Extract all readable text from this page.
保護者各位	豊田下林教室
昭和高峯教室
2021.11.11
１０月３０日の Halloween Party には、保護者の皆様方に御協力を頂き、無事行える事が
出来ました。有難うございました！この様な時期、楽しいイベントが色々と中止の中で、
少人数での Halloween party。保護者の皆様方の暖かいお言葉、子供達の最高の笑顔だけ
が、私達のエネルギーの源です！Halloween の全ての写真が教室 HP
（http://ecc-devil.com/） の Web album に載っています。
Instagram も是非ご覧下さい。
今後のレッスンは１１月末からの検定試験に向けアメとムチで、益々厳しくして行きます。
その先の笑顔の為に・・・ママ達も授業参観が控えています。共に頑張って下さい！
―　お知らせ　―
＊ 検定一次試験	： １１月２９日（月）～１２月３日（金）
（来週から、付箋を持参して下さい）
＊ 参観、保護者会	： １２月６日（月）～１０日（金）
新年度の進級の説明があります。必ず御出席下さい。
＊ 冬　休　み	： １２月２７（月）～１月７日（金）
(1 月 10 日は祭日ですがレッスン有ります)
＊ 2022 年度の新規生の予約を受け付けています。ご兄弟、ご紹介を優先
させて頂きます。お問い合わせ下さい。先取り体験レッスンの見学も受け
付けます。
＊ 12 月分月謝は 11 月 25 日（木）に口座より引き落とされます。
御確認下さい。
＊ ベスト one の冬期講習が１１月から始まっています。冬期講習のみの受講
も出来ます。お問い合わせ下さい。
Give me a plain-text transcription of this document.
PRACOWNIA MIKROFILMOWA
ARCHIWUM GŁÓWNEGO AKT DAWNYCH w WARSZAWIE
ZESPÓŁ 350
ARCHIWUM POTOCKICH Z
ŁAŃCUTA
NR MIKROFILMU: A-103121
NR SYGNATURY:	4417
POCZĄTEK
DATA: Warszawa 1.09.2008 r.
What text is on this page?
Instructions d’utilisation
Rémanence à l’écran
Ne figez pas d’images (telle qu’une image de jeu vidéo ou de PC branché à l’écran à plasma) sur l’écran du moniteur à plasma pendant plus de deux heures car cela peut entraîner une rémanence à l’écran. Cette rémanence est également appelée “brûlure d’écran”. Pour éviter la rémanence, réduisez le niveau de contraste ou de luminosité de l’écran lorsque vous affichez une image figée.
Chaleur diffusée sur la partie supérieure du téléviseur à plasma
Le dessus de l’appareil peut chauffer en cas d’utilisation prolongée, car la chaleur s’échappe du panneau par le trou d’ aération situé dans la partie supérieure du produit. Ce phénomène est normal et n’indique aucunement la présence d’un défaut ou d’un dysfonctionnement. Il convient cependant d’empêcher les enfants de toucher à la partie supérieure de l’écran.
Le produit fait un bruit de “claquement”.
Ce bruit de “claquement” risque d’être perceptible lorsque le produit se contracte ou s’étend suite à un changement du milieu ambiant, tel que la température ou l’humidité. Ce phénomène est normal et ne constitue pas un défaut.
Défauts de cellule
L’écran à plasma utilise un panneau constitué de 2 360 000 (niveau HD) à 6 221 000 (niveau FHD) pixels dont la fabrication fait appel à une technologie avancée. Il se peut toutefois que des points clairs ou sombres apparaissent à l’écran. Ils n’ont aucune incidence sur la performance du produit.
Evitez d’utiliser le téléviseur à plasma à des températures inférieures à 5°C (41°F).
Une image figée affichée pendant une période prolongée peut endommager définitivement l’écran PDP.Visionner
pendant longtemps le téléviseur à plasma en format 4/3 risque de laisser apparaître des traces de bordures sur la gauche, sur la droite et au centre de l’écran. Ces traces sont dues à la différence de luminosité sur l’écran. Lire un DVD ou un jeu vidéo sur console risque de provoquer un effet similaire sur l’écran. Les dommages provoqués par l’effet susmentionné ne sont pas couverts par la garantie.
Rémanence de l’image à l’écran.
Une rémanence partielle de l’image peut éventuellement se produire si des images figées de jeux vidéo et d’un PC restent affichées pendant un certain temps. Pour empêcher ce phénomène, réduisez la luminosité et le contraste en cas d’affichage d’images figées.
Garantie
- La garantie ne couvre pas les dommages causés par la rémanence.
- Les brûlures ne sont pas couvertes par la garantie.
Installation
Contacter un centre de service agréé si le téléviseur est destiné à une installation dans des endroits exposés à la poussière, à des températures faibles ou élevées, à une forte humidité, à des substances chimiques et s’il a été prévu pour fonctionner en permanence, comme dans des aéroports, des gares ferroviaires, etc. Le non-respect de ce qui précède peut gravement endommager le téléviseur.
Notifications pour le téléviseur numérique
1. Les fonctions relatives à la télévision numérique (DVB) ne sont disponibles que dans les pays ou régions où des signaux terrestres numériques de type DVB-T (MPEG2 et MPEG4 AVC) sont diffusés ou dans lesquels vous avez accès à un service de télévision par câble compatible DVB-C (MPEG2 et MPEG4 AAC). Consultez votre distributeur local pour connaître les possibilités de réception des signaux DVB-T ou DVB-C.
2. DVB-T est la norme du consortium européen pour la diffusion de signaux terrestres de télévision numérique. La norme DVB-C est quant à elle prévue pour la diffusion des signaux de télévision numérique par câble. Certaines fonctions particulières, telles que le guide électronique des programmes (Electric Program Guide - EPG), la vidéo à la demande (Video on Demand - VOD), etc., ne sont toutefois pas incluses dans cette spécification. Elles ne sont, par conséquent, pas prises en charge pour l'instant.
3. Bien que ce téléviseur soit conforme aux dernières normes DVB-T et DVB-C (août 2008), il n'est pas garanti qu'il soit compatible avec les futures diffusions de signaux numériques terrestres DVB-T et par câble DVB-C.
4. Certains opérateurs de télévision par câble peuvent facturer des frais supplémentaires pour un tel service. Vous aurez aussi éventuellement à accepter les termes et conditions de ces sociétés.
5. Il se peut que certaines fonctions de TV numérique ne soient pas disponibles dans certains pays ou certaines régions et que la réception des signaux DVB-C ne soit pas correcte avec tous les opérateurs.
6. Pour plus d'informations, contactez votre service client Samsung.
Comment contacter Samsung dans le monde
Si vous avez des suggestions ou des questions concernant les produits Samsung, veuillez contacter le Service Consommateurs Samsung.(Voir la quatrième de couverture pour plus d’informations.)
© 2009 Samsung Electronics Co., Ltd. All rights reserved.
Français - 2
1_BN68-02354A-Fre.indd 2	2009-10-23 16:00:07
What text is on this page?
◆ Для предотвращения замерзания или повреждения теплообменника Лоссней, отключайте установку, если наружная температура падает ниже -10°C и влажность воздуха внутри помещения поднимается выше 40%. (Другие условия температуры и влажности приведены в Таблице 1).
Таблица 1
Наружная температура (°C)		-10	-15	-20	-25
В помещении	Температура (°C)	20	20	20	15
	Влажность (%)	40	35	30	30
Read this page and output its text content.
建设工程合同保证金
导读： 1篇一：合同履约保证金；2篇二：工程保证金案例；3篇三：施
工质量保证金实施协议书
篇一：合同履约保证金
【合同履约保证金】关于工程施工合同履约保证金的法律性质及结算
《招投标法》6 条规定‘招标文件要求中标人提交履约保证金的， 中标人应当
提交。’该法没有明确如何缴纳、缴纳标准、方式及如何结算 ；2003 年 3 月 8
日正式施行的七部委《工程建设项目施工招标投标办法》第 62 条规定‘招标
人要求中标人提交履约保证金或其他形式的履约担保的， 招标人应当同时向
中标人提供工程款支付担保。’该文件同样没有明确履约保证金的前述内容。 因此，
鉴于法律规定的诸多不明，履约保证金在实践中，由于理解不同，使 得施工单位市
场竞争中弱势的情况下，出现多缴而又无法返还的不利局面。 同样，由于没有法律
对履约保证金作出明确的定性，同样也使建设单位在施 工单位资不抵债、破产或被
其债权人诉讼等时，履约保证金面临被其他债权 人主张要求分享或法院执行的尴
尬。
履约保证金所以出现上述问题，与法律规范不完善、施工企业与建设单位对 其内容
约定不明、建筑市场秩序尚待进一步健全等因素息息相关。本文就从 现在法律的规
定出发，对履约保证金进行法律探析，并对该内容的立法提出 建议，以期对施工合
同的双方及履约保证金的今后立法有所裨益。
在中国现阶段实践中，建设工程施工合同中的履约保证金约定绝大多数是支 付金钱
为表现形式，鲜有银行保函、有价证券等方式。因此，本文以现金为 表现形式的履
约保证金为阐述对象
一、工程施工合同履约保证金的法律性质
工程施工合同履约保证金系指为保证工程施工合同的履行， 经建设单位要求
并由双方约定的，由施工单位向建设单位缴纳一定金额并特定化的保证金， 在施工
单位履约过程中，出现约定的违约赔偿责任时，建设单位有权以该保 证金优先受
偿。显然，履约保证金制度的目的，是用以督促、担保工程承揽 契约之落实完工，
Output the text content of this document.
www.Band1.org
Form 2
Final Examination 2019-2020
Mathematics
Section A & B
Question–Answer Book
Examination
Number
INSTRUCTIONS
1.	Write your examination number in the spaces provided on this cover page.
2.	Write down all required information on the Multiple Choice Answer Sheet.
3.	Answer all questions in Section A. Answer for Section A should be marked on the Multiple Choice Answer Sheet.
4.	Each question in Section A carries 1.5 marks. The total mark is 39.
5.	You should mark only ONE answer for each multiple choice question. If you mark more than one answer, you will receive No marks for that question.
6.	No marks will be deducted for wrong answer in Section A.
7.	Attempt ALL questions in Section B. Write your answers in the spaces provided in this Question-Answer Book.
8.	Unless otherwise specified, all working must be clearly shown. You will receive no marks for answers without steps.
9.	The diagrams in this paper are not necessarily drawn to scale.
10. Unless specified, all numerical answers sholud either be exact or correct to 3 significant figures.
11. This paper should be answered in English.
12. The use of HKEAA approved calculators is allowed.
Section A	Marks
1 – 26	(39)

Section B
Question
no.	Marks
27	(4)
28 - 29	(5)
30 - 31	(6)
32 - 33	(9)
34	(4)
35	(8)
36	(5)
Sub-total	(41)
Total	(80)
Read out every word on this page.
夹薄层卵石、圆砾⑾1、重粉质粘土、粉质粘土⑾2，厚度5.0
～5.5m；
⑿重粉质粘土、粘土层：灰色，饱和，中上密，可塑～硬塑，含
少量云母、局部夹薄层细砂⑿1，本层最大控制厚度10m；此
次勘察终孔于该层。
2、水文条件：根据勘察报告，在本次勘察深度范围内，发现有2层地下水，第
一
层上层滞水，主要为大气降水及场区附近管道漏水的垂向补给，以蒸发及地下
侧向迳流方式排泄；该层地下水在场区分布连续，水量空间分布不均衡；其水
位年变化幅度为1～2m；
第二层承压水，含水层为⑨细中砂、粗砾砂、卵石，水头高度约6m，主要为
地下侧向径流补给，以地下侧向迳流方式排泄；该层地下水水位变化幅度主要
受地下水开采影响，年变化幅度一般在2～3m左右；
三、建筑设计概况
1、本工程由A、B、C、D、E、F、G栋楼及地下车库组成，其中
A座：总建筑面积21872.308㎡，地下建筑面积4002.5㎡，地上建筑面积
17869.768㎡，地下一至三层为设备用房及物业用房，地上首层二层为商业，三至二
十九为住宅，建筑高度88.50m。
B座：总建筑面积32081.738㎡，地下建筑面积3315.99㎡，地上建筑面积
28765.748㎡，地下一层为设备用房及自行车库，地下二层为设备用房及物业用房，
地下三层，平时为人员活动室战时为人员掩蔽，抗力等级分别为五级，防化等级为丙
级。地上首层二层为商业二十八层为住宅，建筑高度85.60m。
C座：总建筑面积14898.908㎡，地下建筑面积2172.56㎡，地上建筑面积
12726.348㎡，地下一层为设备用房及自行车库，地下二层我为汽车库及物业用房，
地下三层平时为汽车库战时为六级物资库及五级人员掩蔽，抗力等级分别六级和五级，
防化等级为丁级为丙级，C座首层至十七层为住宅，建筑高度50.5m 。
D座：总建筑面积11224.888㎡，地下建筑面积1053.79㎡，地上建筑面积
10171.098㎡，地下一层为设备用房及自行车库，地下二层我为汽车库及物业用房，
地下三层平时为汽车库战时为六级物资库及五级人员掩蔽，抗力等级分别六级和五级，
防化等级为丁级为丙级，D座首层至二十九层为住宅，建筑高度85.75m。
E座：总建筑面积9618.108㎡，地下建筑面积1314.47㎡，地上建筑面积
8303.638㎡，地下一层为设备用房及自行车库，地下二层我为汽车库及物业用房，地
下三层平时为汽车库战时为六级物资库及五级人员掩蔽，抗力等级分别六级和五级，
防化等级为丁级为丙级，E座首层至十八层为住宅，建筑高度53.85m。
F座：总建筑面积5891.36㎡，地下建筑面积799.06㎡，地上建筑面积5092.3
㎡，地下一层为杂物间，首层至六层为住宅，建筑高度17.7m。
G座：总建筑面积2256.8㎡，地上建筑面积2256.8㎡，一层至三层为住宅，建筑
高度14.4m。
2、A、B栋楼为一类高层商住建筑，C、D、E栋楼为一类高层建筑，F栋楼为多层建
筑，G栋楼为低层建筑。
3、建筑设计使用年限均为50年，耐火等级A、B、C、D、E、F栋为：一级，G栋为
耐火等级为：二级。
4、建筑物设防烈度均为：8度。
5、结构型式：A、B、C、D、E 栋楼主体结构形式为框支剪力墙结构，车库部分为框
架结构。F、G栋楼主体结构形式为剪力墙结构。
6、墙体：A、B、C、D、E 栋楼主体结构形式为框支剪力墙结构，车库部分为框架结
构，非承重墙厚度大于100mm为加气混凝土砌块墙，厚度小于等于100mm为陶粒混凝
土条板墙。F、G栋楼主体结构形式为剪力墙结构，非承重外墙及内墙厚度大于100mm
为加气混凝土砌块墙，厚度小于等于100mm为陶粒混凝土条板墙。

+++

* **Given problem**
Copy every line of the entries above in which "fait" occurs.

* **Written response**
Le produit fait un bruit de “claquement”.
L’écran à plasma utilise un panneau constitué de 2 360 000 (niveau HD) à 6 221 000 (niveau FHD) pixels dont la fabrication fait appel à une technologie avancée. Il se peut toutefois que des points clairs ou sombres apparaissent à l’écran. Ils n’ont aucune incidence sur la performance du produit.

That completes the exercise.